─── Dataset extract

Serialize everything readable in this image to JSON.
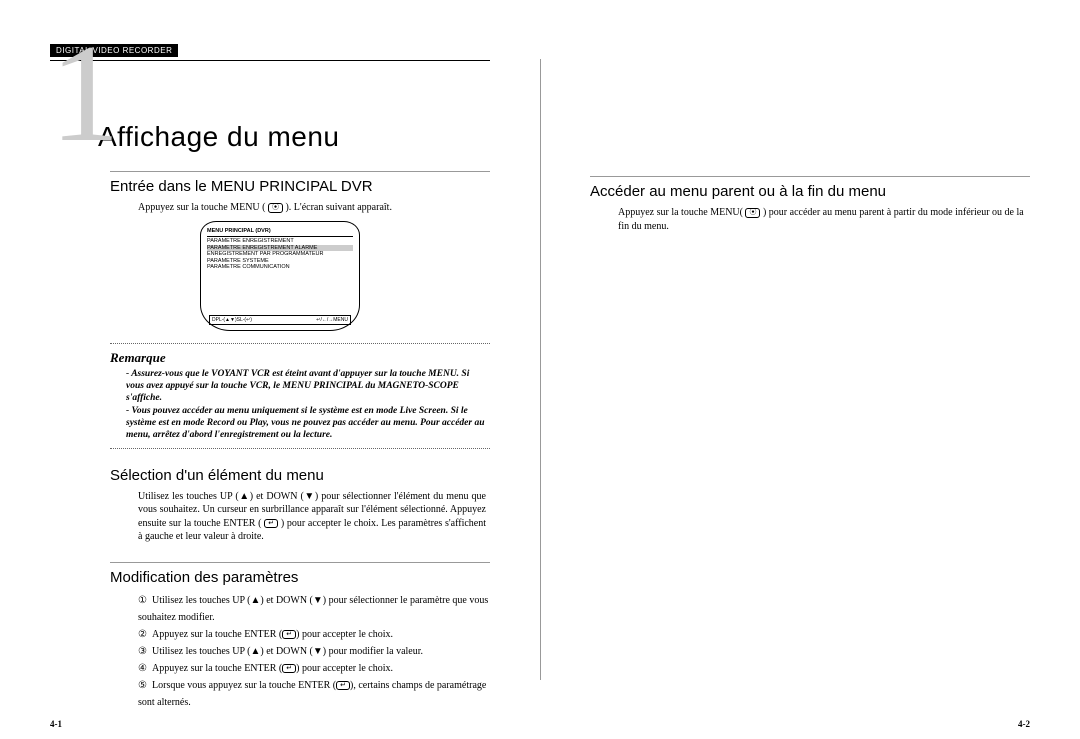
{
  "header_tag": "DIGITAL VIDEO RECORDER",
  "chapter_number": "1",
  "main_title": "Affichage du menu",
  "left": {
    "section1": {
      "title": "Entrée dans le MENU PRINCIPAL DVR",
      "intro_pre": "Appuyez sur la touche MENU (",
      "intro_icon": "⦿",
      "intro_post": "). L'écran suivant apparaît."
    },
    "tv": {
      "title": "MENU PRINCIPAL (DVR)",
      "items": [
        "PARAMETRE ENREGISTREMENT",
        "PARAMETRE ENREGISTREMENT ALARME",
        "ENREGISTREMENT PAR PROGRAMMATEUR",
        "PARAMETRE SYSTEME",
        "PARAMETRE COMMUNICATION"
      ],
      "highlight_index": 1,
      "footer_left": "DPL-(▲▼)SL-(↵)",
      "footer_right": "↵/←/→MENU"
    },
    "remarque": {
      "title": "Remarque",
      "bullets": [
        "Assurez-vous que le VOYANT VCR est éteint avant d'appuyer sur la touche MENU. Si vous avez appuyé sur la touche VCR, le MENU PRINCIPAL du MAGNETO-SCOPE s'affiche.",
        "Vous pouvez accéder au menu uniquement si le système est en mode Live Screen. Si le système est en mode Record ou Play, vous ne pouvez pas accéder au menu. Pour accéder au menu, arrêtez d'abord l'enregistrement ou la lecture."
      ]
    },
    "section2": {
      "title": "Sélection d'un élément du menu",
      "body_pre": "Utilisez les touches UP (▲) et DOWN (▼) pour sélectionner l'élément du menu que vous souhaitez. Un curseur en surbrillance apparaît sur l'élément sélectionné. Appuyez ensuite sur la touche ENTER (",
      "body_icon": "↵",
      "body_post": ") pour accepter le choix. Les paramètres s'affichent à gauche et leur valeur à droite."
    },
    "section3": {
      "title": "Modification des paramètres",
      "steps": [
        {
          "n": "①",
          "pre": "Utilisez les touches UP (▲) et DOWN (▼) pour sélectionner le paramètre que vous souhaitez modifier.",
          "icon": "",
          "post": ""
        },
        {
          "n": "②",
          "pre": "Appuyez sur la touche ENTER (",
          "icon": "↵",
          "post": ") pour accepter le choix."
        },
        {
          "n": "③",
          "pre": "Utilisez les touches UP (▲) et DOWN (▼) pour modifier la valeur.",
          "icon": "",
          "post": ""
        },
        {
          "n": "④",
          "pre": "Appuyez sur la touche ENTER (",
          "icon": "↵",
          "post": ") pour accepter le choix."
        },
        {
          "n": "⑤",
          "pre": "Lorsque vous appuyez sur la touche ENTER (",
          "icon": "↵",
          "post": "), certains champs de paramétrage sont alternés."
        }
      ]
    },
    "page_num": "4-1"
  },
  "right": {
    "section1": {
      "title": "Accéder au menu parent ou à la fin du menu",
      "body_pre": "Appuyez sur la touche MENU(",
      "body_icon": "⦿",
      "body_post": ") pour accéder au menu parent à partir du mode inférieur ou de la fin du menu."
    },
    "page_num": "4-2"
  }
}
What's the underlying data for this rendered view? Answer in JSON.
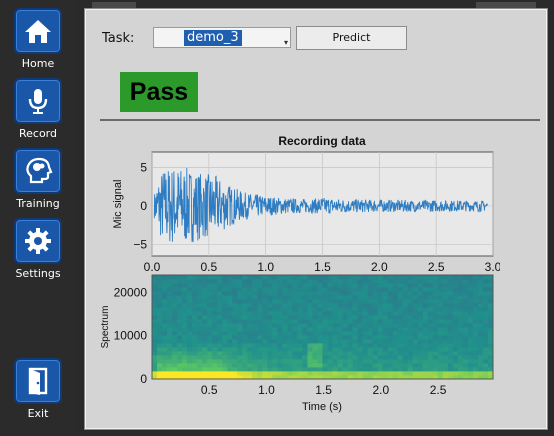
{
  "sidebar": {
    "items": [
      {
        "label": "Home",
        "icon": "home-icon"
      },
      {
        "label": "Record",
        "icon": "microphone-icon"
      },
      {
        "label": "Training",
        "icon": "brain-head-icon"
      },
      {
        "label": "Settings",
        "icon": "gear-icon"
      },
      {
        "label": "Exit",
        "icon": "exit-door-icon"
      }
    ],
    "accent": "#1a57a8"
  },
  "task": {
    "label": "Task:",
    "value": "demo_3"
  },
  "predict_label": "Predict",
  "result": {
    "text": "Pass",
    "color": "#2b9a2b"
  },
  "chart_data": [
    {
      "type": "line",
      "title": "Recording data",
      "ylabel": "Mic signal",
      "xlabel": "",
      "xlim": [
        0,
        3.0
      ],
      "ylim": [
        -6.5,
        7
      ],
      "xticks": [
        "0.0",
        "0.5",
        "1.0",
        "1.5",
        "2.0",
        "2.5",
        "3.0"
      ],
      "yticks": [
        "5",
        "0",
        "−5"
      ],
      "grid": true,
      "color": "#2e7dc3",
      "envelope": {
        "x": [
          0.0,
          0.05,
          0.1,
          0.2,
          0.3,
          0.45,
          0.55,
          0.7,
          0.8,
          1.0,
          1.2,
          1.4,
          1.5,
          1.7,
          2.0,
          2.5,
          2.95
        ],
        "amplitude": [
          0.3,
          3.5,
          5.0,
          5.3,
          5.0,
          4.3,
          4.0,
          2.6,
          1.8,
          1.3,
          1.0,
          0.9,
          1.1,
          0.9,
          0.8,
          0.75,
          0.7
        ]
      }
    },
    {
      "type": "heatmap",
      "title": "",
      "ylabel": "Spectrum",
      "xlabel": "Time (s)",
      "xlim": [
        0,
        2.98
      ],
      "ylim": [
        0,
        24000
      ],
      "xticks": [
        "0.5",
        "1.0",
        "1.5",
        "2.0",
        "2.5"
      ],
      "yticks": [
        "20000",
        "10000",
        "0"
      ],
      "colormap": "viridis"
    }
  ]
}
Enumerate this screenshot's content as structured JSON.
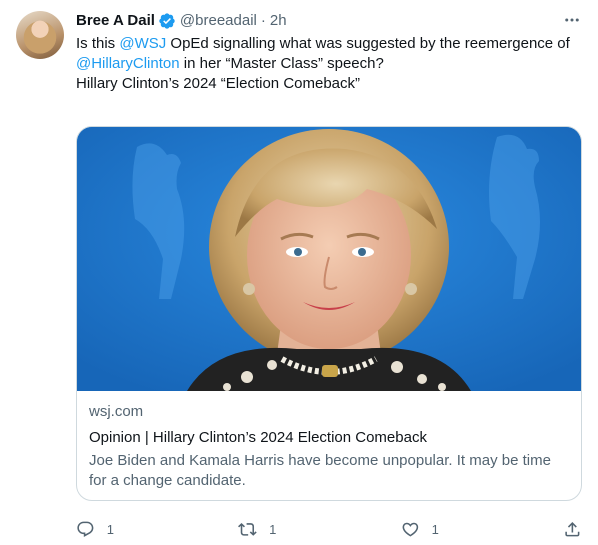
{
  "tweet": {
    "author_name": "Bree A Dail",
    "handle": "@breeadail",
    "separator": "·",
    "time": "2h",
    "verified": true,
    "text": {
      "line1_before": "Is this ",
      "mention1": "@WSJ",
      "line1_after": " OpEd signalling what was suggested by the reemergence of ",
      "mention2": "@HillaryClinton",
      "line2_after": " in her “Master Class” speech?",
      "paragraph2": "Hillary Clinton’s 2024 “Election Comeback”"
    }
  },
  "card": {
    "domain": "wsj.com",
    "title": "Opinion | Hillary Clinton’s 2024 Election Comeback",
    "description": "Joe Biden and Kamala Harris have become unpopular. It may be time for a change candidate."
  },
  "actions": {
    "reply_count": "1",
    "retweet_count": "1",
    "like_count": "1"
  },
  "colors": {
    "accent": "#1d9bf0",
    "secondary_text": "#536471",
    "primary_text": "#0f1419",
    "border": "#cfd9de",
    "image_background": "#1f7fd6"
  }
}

──────

Work to be completed =
Strip the images and reproduce the remaining records precisely.

Written answer =
Serialize everything readable in this image to JSON.
{
  "header_tag": "DIGITAL VIDEO RECORDER",
  "chapter_number": "1",
  "main_title": "Affichage du menu",
  "left": {
    "section1": {
      "title": "Entrée dans le MENU PRINCIPAL DVR",
      "intro_pre": "Appuyez sur la touche MENU (",
      "intro_icon": "⦿",
      "intro_post": "). L'écran suivant apparaît."
    },
    "tv": {
      "title": "MENU PRINCIPAL (DVR)",
      "items": [
        "PARAMETRE ENREGISTREMENT",
        "PARAMETRE ENREGISTREMENT ALARME",
        "ENREGISTREMENT PAR PROGRAMMATEUR",
        "PARAMETRE SYSTEME",
        "PARAMETRE COMMUNICATION"
      ],
      "highlight_index": 1,
      "footer_left": "DPL-(▲▼)SL-(↵)",
      "footer_right": "↵/←/→MENU"
    },
    "remarque": {
      "title": "Remarque",
      "bullets": [
        "Assurez-vous que le VOYANT VCR est éteint avant d'appuyer sur la touche MENU. Si vous avez appuyé sur la touche VCR, le MENU PRINCIPAL du MAGNETO-SCOPE s'affiche.",
        "Vous pouvez accéder au menu uniquement si le système est en mode Live Screen. Si le système est en mode Record ou Play, vous ne pouvez pas accéder au menu. Pour accéder au menu, arrêtez d'abord l'enregistrement ou la lecture."
      ]
    },
    "section2": {
      "title": "Sélection d'un élément du menu",
      "body_pre": "Utilisez les touches UP (▲) et DOWN (▼) pour sélectionner l'élément du menu que vous souhaitez. Un curseur en surbrillance apparaît sur l'élément sélectionné. Appuyez ensuite sur la touche ENTER (",
      "body_icon": "↵",
      "body_post": ") pour accepter le choix. Les paramètres s'affichent à gauche et leur valeur à droite."
    },
    "section3": {
      "title": "Modification des paramètres",
      "steps": [
        {
          "n": "①",
          "pre": "Utilisez les touches UP (▲) et DOWN (▼) pour sélectionner le paramètre que vous souhaitez modifier.",
          "icon": "",
          "post": ""
        },
        {
          "n": "②",
          "pre": "Appuyez sur la touche ENTER (",
          "icon": "↵",
          "post": ") pour accepter le choix."
        },
        {
          "n": "③",
          "pre": "Utilisez les touches UP (▲) et DOWN (▼) pour modifier la valeur.",
          "icon": "",
          "post": ""
        },
        {
          "n": "④",
          "pre": "Appuyez sur la touche ENTER (",
          "icon": "↵",
          "post": ") pour accepter le choix."
        },
        {
          "n": "⑤",
          "pre": "Lorsque vous appuyez sur la touche ENTER (",
          "icon": "↵",
          "post": "), certains champs de paramétrage sont alternés."
        }
      ]
    },
    "page_num": "4-1"
  },
  "right": {
    "section1": {
      "title": "Accéder au menu parent ou à la fin du menu",
      "body_pre": "Appuyez sur la touche MENU(",
      "body_icon": "⦿",
      "body_post": ") pour accéder au menu parent à partir du mode inférieur ou de la fin du menu."
    },
    "page_num": "4-2"
  }
}
What's the underlying data for this rendered view? Answer in JSON.
{
  "sidebar": {
    "items": [
      {
        "label": "Home",
        "icon": "home-icon"
      },
      {
        "label": "Record",
        "icon": "microphone-icon"
      },
      {
        "label": "Training",
        "icon": "brain-head-icon"
      },
      {
        "label": "Settings",
        "icon": "gear-icon"
      },
      {
        "label": "Exit",
        "icon": "exit-door-icon"
      }
    ],
    "accent": "#1a57a8"
  },
  "task": {
    "label": "Task:",
    "value": "demo_3"
  },
  "predict_label": "Predict",
  "result": {
    "text": "Pass",
    "color": "#2b9a2b"
  },
  "chart_data": [
    {
      "type": "line",
      "title": "Recording data",
      "ylabel": "Mic signal",
      "xlabel": "",
      "xlim": [
        0,
        3.0
      ],
      "ylim": [
        -6.5,
        7
      ],
      "xticks": [
        "0.0",
        "0.5",
        "1.0",
        "1.5",
        "2.0",
        "2.5",
        "3.0"
      ],
      "yticks": [
        "5",
        "0",
        "−5"
      ],
      "grid": true,
      "color": "#2e7dc3",
      "envelope": {
        "x": [
          0.0,
          0.05,
          0.1,
          0.2,
          0.3,
          0.45,
          0.55,
          0.7,
          0.8,
          1.0,
          1.2,
          1.4,
          1.5,
          1.7,
          2.0,
          2.5,
          2.95
        ],
        "amplitude": [
          0.3,
          3.5,
          5.0,
          5.3,
          5.0,
          4.3,
          4.0,
          2.6,
          1.8,
          1.3,
          1.0,
          0.9,
          1.1,
          0.9,
          0.8,
          0.75,
          0.7
        ]
      }
    },
    {
      "type": "heatmap",
      "title": "",
      "ylabel": "Spectrum",
      "xlabel": "Time (s)",
      "xlim": [
        0,
        2.98
      ],
      "ylim": [
        0,
        24000
      ],
      "xticks": [
        "0.5",
        "1.0",
        "1.5",
        "2.0",
        "2.5"
      ],
      "yticks": [
        "20000",
        "10000",
        "0"
      ],
      "colormap": "viridis"
    }
  ]
}
Enumerate this screenshot's content as structured JSON.
{
  "tweet": {
    "author_name": "Bree A Dail",
    "handle": "@breeadail",
    "separator": "·",
    "time": "2h",
    "verified": true,
    "text": {
      "line1_before": "Is this ",
      "mention1": "@WSJ",
      "line1_after": " OpEd signalling what was suggested by the reemergence of ",
      "mention2": "@HillaryClinton",
      "line2_after": " in her “Master Class” speech?",
      "paragraph2": "Hillary Clinton’s 2024 “Election Comeback”"
    }
  },
  "card": {
    "domain": "wsj.com",
    "title": "Opinion | Hillary Clinton’s 2024 Election Comeback",
    "description": "Joe Biden and Kamala Harris have become unpopular. It may be time for a change candidate."
  },
  "actions": {
    "reply_count": "1",
    "retweet_count": "1",
    "like_count": "1"
  },
  "colors": {
    "accent": "#1d9bf0",
    "secondary_text": "#536471",
    "primary_text": "#0f1419",
    "border": "#cfd9de",
    "image_background": "#1f7fd6"
  }
}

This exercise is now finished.